Quote the records below in full, exactly as given, with the images taken out.

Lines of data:

════════════════

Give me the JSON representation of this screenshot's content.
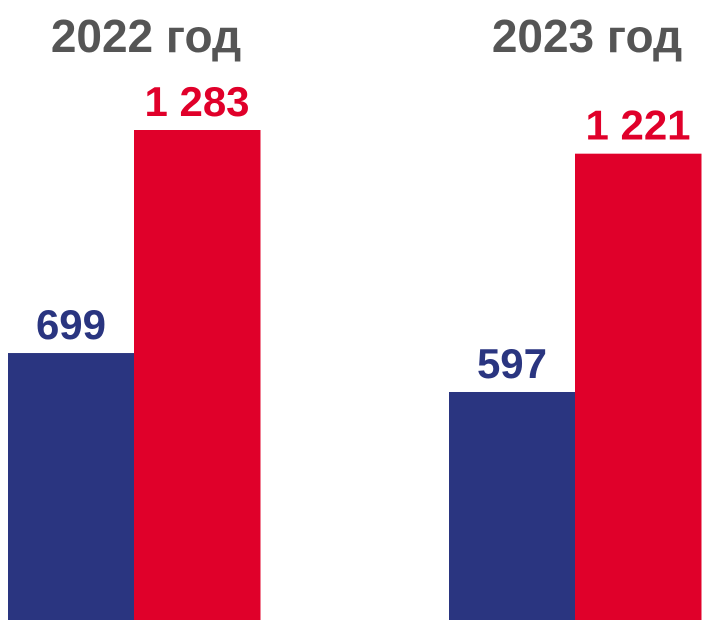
{
  "chart_data": {
    "type": "bar",
    "categories": [
      "2022 год",
      "2023 год"
    ],
    "series": [
      {
        "color": "#2a3580",
        "values": [
          699,
          597
        ],
        "value_labels": [
          "699",
          "597"
        ]
      },
      {
        "color": "#e0002a",
        "values": [
          1283,
          1221
        ],
        "value_labels": [
          "1 283",
          "1 221"
        ]
      }
    ]
  }
}
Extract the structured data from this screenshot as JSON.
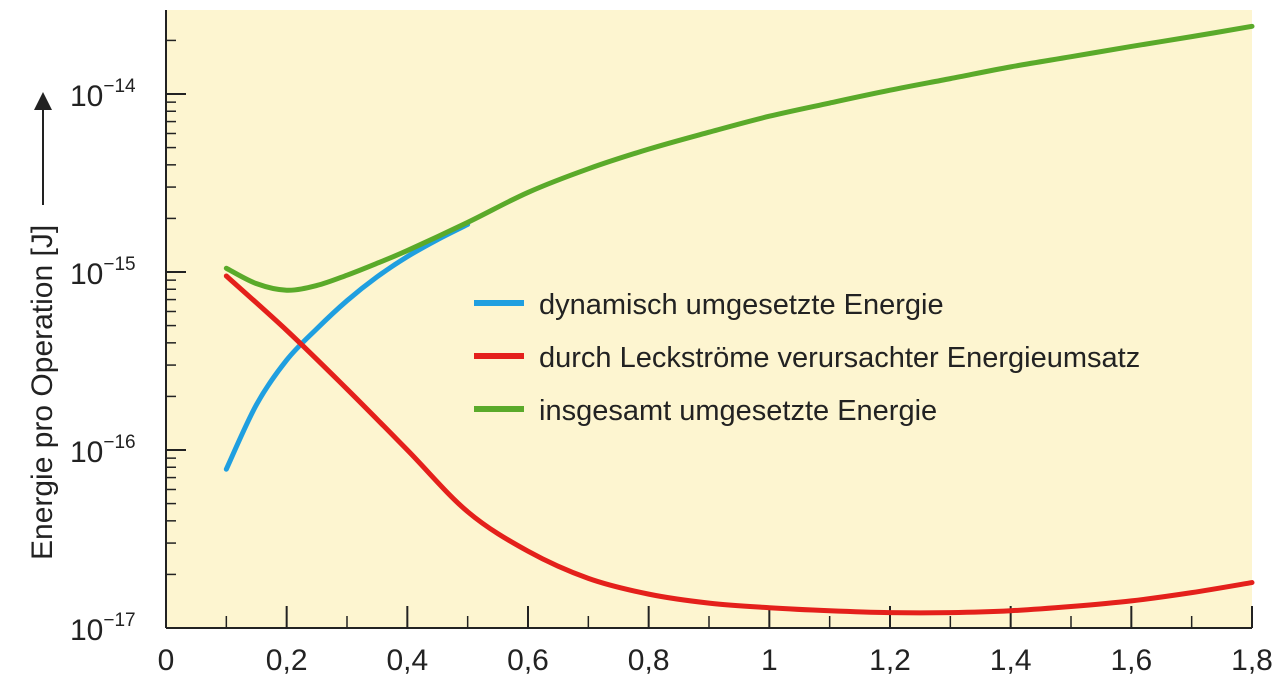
{
  "chart_data": {
    "type": "line",
    "ylabel": "Energie pro Operation [J]",
    "xlabel": "",
    "xlim": [
      0,
      1.8
    ],
    "ylim": [
      1e-17,
      3e-14
    ],
    "y_scale": "log",
    "x_ticks": [
      {
        "value": 0,
        "label": "0"
      },
      {
        "value": 0.2,
        "label": "0,2"
      },
      {
        "value": 0.4,
        "label": "0,4"
      },
      {
        "value": 0.6,
        "label": "0,6"
      },
      {
        "value": 0.8,
        "label": "0,8"
      },
      {
        "value": 1.0,
        "label": "1"
      },
      {
        "value": 1.2,
        "label": "1,2"
      },
      {
        "value": 1.4,
        "label": "1,4"
      },
      {
        "value": 1.6,
        "label": "1,6"
      },
      {
        "value": 1.8,
        "label": "1,8"
      }
    ],
    "y_ticks": [
      {
        "value": 1e-17,
        "base": "10",
        "exp": "−17"
      },
      {
        "value": 1e-16,
        "base": "10",
        "exp": "−16"
      },
      {
        "value": 1e-15,
        "base": "10",
        "exp": "−15"
      },
      {
        "value": 1e-14,
        "base": "10",
        "exp": "−14"
      }
    ],
    "grid": false,
    "plot_background": "#fdf5d0",
    "legend_position": "center-right",
    "series": [
      {
        "name": "dynamisch umgesetzte Energie",
        "color": "#1f9fe0",
        "x": [
          0.1,
          0.15,
          0.2,
          0.25,
          0.3,
          0.35,
          0.4,
          0.45,
          0.5
        ],
        "y": [
          7.8e-17,
          1.8e-16,
          3.2e-16,
          4.8e-16,
          6.9e-16,
          9.4e-16,
          1.22e-15,
          1.52e-15,
          1.85e-15
        ]
      },
      {
        "name": "durch Leckströme verursachter Energieumsatz",
        "color": "#e4201b",
        "x": [
          0.1,
          0.2,
          0.3,
          0.4,
          0.5,
          0.6,
          0.7,
          0.8,
          0.9,
          1.0,
          1.1,
          1.2,
          1.3,
          1.4,
          1.5,
          1.6,
          1.7,
          1.8
        ],
        "y": [
          9.5e-16,
          4.7e-16,
          2.2e-16,
          1e-16,
          4.5e-17,
          2.7e-17,
          1.9e-17,
          1.55e-17,
          1.38e-17,
          1.3e-17,
          1.25e-17,
          1.22e-17,
          1.22e-17,
          1.25e-17,
          1.32e-17,
          1.42e-17,
          1.58e-17,
          1.8e-17
        ]
      },
      {
        "name": "insgesamt umgesetzte Energie",
        "color": "#5aaa2a",
        "x": [
          0.1,
          0.15,
          0.2,
          0.25,
          0.3,
          0.35,
          0.4,
          0.5,
          0.6,
          0.7,
          0.8,
          0.9,
          1.0,
          1.1,
          1.2,
          1.3,
          1.4,
          1.5,
          1.6,
          1.7,
          1.8
        ],
        "y": [
          1.05e-15,
          8.6e-16,
          7.9e-16,
          8.4e-16,
          9.6e-16,
          1.12e-15,
          1.32e-15,
          1.9e-15,
          2.8e-15,
          3.8e-15,
          4.9e-15,
          6.1e-15,
          7.5e-15,
          8.9e-15,
          1.05e-14,
          1.22e-14,
          1.42e-14,
          1.62e-14,
          1.85e-14,
          2.1e-14,
          2.4e-14
        ]
      }
    ]
  }
}
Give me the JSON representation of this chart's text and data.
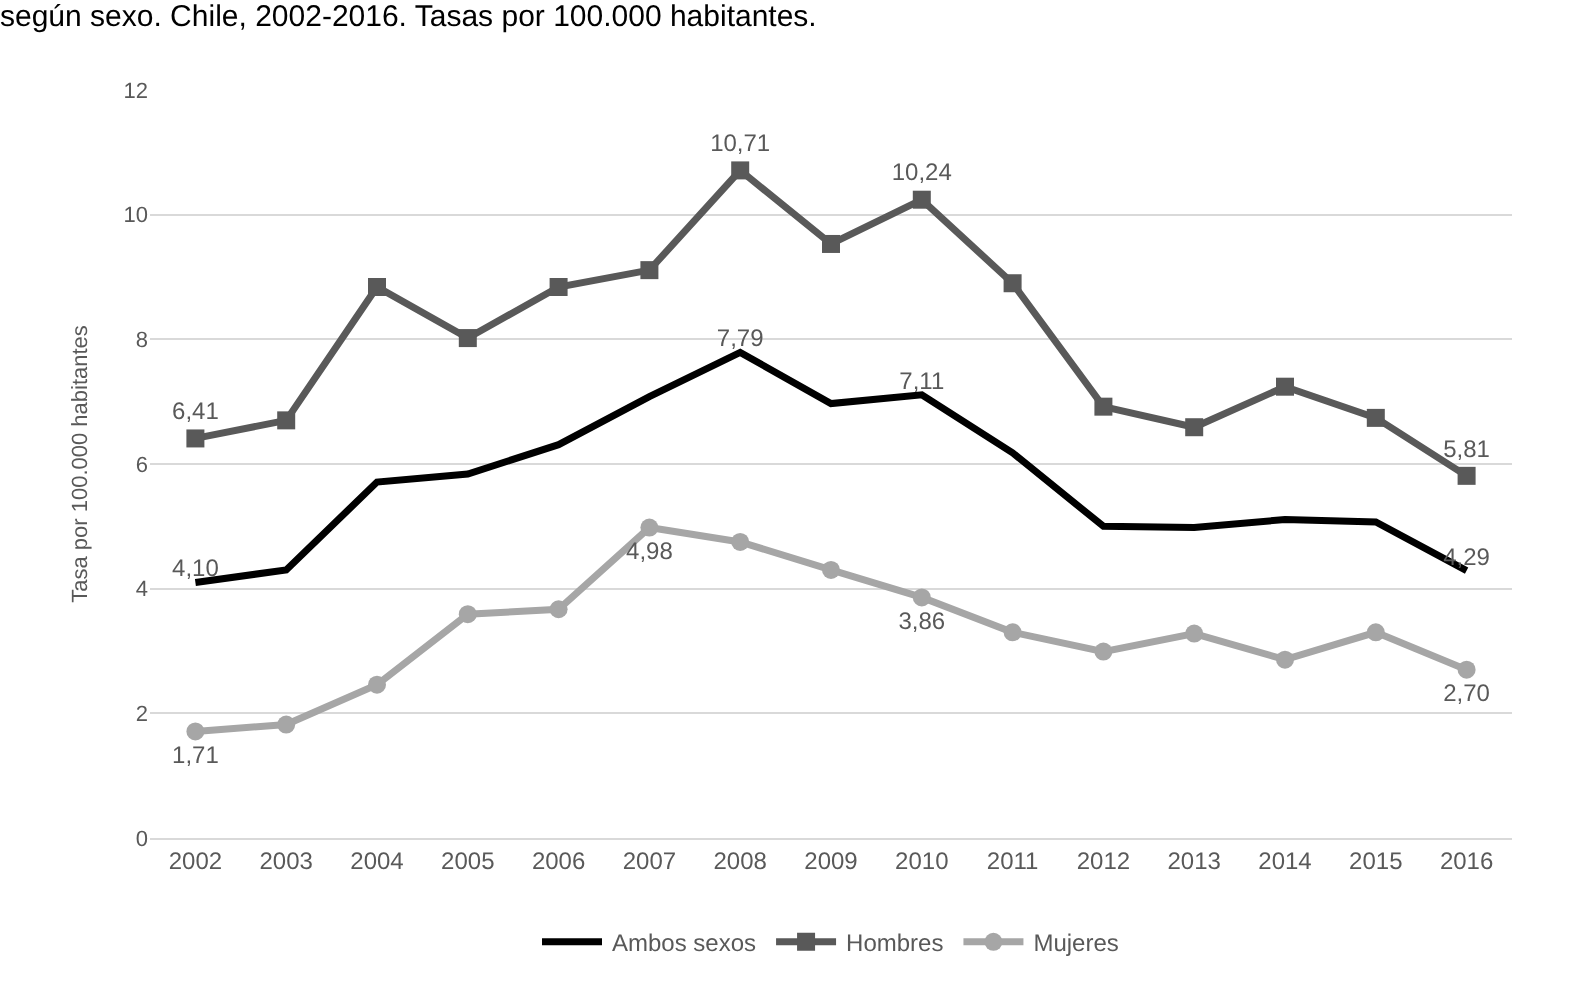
{
  "chart_data": {
    "type": "line",
    "title": "según sexo. Chile, 2002-2016. Tasas por 100.000 habitantes.",
    "ylabel": "Tasa por 100.000 habitantes",
    "categories": [
      "2002",
      "2003",
      "2004",
      "2005",
      "2006",
      "2007",
      "2008",
      "2009",
      "2010",
      "2011",
      "2012",
      "2013",
      "2014",
      "2015",
      "2016"
    ],
    "series": [
      {
        "name": "Ambos sexos",
        "color": "#000000",
        "marker": "none",
        "values": [
          4.1,
          4.3,
          5.71,
          5.84,
          6.31,
          7.08,
          7.79,
          6.97,
          7.11,
          6.18,
          5.0,
          4.98,
          5.11,
          5.07,
          4.29
        ],
        "value_labels": [
          "4,10",
          null,
          null,
          null,
          null,
          null,
          "7,79",
          null,
          "7,11",
          null,
          null,
          null,
          null,
          null,
          "4,29"
        ]
      },
      {
        "name": "Hombres",
        "color": "#595959",
        "marker": "square",
        "values": [
          6.41,
          6.7,
          8.84,
          8.02,
          8.84,
          9.11,
          10.71,
          9.53,
          10.24,
          8.9,
          6.92,
          6.59,
          7.24,
          6.74,
          5.81
        ],
        "value_labels": [
          "6,41",
          null,
          null,
          null,
          null,
          null,
          "10,71",
          null,
          "10,24",
          null,
          null,
          null,
          null,
          null,
          "5,81"
        ]
      },
      {
        "name": "Mujeres",
        "color": "#a6a6a6",
        "marker": "circle",
        "values": [
          1.71,
          1.82,
          2.46,
          3.59,
          3.67,
          4.98,
          4.75,
          4.3,
          3.86,
          3.3,
          2.99,
          3.28,
          2.86,
          3.3,
          2.7
        ],
        "value_labels": [
          "1,71",
          null,
          null,
          null,
          null,
          "4,98",
          null,
          null,
          "3,86",
          null,
          null,
          null,
          null,
          null,
          "2,70"
        ]
      }
    ],
    "ylim": [
      0,
      12
    ],
    "yticks": [
      0,
      2,
      4,
      6,
      8,
      10,
      12
    ],
    "grid": "y",
    "legend": "bottom"
  }
}
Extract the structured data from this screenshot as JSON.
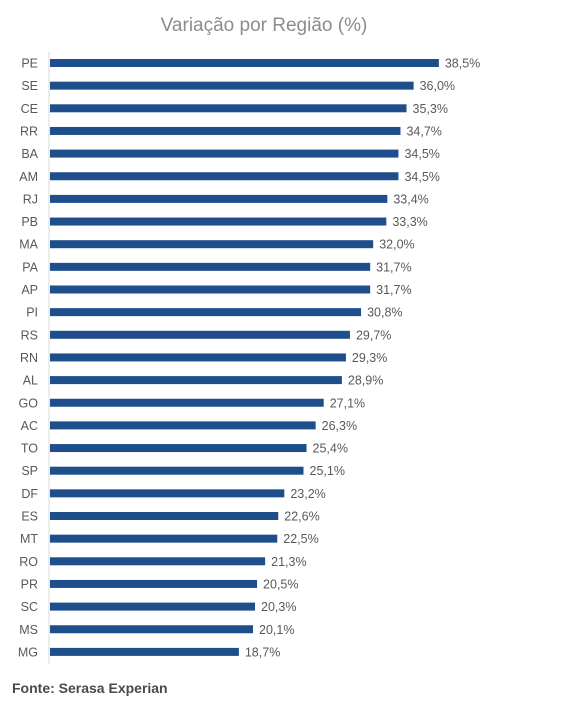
{
  "chart_data": {
    "type": "bar",
    "orientation": "horizontal",
    "title": "Variação por Região (%)",
    "categories": [
      "PE",
      "SE",
      "CE",
      "RR",
      "BA",
      "AM",
      "RJ",
      "PB",
      "MA",
      "PA",
      "AP",
      "PI",
      "RS",
      "RN",
      "AL",
      "GO",
      "AC",
      "TO",
      "SP",
      "DF",
      "ES",
      "MT",
      "RO",
      "PR",
      "SC",
      "MS",
      "MG"
    ],
    "values": [
      38.5,
      36.0,
      35.3,
      34.7,
      34.5,
      34.5,
      33.4,
      33.3,
      32.0,
      31.7,
      31.7,
      30.8,
      29.7,
      29.3,
      28.9,
      27.1,
      26.3,
      25.4,
      25.1,
      23.2,
      22.6,
      22.5,
      21.3,
      20.5,
      20.3,
      20.1,
      18.7
    ],
    "value_labels": [
      "38,5%",
      "36,0%",
      "35,3%",
      "34,7%",
      "34,5%",
      "34,5%",
      "33,4%",
      "33,3%",
      "32,0%",
      "31,7%",
      "31,7%",
      "30,8%",
      "29,7%",
      "29,3%",
      "28,9%",
      "27,1%",
      "26,3%",
      "25,4%",
      "25,1%",
      "23,2%",
      "22,6%",
      "22,5%",
      "21,3%",
      "20,5%",
      "20,3%",
      "20,1%",
      "18,7%"
    ],
    "bar_color": "#1f4e8c",
    "grid": false,
    "legend": "none"
  },
  "footer": {
    "source": "Fonte: Serasa Experian"
  }
}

════════════════

**THE OUTPUT**
Give me the JSON representation of this screenshot's content.
{
  "chart_data": {
    "type": "bar",
    "categories": [
      "2022 год",
      "2023 год"
    ],
    "series": [
      {
        "color": "#2a3580",
        "values": [
          699,
          597
        ],
        "value_labels": [
          "699",
          "597"
        ]
      },
      {
        "color": "#e0002a",
        "values": [
          1283,
          1221
        ],
        "value_labels": [
          "1 283",
          "1 221"
        ]
      }
    ]
  }
}
Extract the structured data from this screenshot as JSON.
{
  "chart_data": {
    "type": "line",
    "ylabel": "Energie pro Operation [J]",
    "xlabel": "",
    "xlim": [
      0,
      1.8
    ],
    "ylim": [
      1e-17,
      3e-14
    ],
    "y_scale": "log",
    "x_ticks": [
      {
        "value": 0,
        "label": "0"
      },
      {
        "value": 0.2,
        "label": "0,2"
      },
      {
        "value": 0.4,
        "label": "0,4"
      },
      {
        "value": 0.6,
        "label": "0,6"
      },
      {
        "value": 0.8,
        "label": "0,8"
      },
      {
        "value": 1.0,
        "label": "1"
      },
      {
        "value": 1.2,
        "label": "1,2"
      },
      {
        "value": 1.4,
        "label": "1,4"
      },
      {
        "value": 1.6,
        "label": "1,6"
      },
      {
        "value": 1.8,
        "label": "1,8"
      }
    ],
    "y_ticks": [
      {
        "value": 1e-17,
        "base": "10",
        "exp": "−17"
      },
      {
        "value": 1e-16,
        "base": "10",
        "exp": "−16"
      },
      {
        "value": 1e-15,
        "base": "10",
        "exp": "−15"
      },
      {
        "value": 1e-14,
        "base": "10",
        "exp": "−14"
      }
    ],
    "grid": false,
    "plot_background": "#fdf5d0",
    "legend_position": "center-right",
    "series": [
      {
        "name": "dynamisch umgesetzte Energie",
        "color": "#1f9fe0",
        "x": [
          0.1,
          0.15,
          0.2,
          0.25,
          0.3,
          0.35,
          0.4,
          0.45,
          0.5
        ],
        "y": [
          7.8e-17,
          1.8e-16,
          3.2e-16,
          4.8e-16,
          6.9e-16,
          9.4e-16,
          1.22e-15,
          1.52e-15,
          1.85e-15
        ]
      },
      {
        "name": "durch Leckströme verursachter Energieumsatz",
        "color": "#e4201b",
        "x": [
          0.1,
          0.2,
          0.3,
          0.4,
          0.5,
          0.6,
          0.7,
          0.8,
          0.9,
          1.0,
          1.1,
          1.2,
          1.3,
          1.4,
          1.5,
          1.6,
          1.7,
          1.8
        ],
        "y": [
          9.5e-16,
          4.7e-16,
          2.2e-16,
          1e-16,
          4.5e-17,
          2.7e-17,
          1.9e-17,
          1.55e-17,
          1.38e-17,
          1.3e-17,
          1.25e-17,
          1.22e-17,
          1.22e-17,
          1.25e-17,
          1.32e-17,
          1.42e-17,
          1.58e-17,
          1.8e-17
        ]
      },
      {
        "name": "insgesamt umgesetzte Energie",
        "color": "#5aaa2a",
        "x": [
          0.1,
          0.15,
          0.2,
          0.25,
          0.3,
          0.35,
          0.4,
          0.5,
          0.6,
          0.7,
          0.8,
          0.9,
          1.0,
          1.1,
          1.2,
          1.3,
          1.4,
          1.5,
          1.6,
          1.7,
          1.8
        ],
        "y": [
          1.05e-15,
          8.6e-16,
          7.9e-16,
          8.4e-16,
          9.6e-16,
          1.12e-15,
          1.32e-15,
          1.9e-15,
          2.8e-15,
          3.8e-15,
          4.9e-15,
          6.1e-15,
          7.5e-15,
          8.9e-15,
          1.05e-14,
          1.22e-14,
          1.42e-14,
          1.62e-14,
          1.85e-14,
          2.1e-14,
          2.4e-14
        ]
      }
    ]
  }
}
Give me the JSON representation of this chart's text and data.
{
  "chart_data": {
    "type": "line",
    "title": "según sexo. Chile, 2002-2016. Tasas por 100.000 habitantes.",
    "ylabel": "Tasa por 100.000 habitantes",
    "categories": [
      "2002",
      "2003",
      "2004",
      "2005",
      "2006",
      "2007",
      "2008",
      "2009",
      "2010",
      "2011",
      "2012",
      "2013",
      "2014",
      "2015",
      "2016"
    ],
    "series": [
      {
        "name": "Ambos sexos",
        "color": "#000000",
        "marker": "none",
        "values": [
          4.1,
          4.3,
          5.71,
          5.84,
          6.31,
          7.08,
          7.79,
          6.97,
          7.11,
          6.18,
          5.0,
          4.98,
          5.11,
          5.07,
          4.29
        ],
        "value_labels": [
          "4,10",
          null,
          null,
          null,
          null,
          null,
          "7,79",
          null,
          "7,11",
          null,
          null,
          null,
          null,
          null,
          "4,29"
        ]
      },
      {
        "name": "Hombres",
        "color": "#595959",
        "marker": "square",
        "values": [
          6.41,
          6.7,
          8.84,
          8.02,
          8.84,
          9.11,
          10.71,
          9.53,
          10.24,
          8.9,
          6.92,
          6.59,
          7.24,
          6.74,
          5.81
        ],
        "value_labels": [
          "6,41",
          null,
          null,
          null,
          null,
          null,
          "10,71",
          null,
          "10,24",
          null,
          null,
          null,
          null,
          null,
          "5,81"
        ]
      },
      {
        "name": "Mujeres",
        "color": "#a6a6a6",
        "marker": "circle",
        "values": [
          1.71,
          1.82,
          2.46,
          3.59,
          3.67,
          4.98,
          4.75,
          4.3,
          3.86,
          3.3,
          2.99,
          3.28,
          2.86,
          3.3,
          2.7
        ],
        "value_labels": [
          "1,71",
          null,
          null,
          null,
          null,
          "4,98",
          null,
          null,
          "3,86",
          null,
          null,
          null,
          null,
          null,
          "2,70"
        ]
      }
    ],
    "ylim": [
      0,
      12
    ],
    "yticks": [
      0,
      2,
      4,
      6,
      8,
      10,
      12
    ],
    "grid": "y",
    "legend": "bottom"
  }
}
Extract the structured data from this screenshot as JSON.
{
  "chart_data": {
    "type": "bar",
    "orientation": "horizontal",
    "title": "Variação por Região (%)",
    "categories": [
      "PE",
      "SE",
      "CE",
      "RR",
      "BA",
      "AM",
      "RJ",
      "PB",
      "MA",
      "PA",
      "AP",
      "PI",
      "RS",
      "RN",
      "AL",
      "GO",
      "AC",
      "TO",
      "SP",
      "DF",
      "ES",
      "MT",
      "RO",
      "PR",
      "SC",
      "MS",
      "MG"
    ],
    "values": [
      38.5,
      36.0,
      35.3,
      34.7,
      34.5,
      34.5,
      33.4,
      33.3,
      32.0,
      31.7,
      31.7,
      30.8,
      29.7,
      29.3,
      28.9,
      27.1,
      26.3,
      25.4,
      25.1,
      23.2,
      22.6,
      22.5,
      21.3,
      20.5,
      20.3,
      20.1,
      18.7
    ],
    "value_labels": [
      "38,5%",
      "36,0%",
      "35,3%",
      "34,7%",
      "34,5%",
      "34,5%",
      "33,4%",
      "33,3%",
      "32,0%",
      "31,7%",
      "31,7%",
      "30,8%",
      "29,7%",
      "29,3%",
      "28,9%",
      "27,1%",
      "26,3%",
      "25,4%",
      "25,1%",
      "23,2%",
      "22,6%",
      "22,5%",
      "21,3%",
      "20,5%",
      "20,3%",
      "20,1%",
      "18,7%"
    ],
    "bar_color": "#1f4e8c",
    "grid": false,
    "legend": "none"
  },
  "footer": {
    "source": "Fonte: Serasa Experian"
  }
}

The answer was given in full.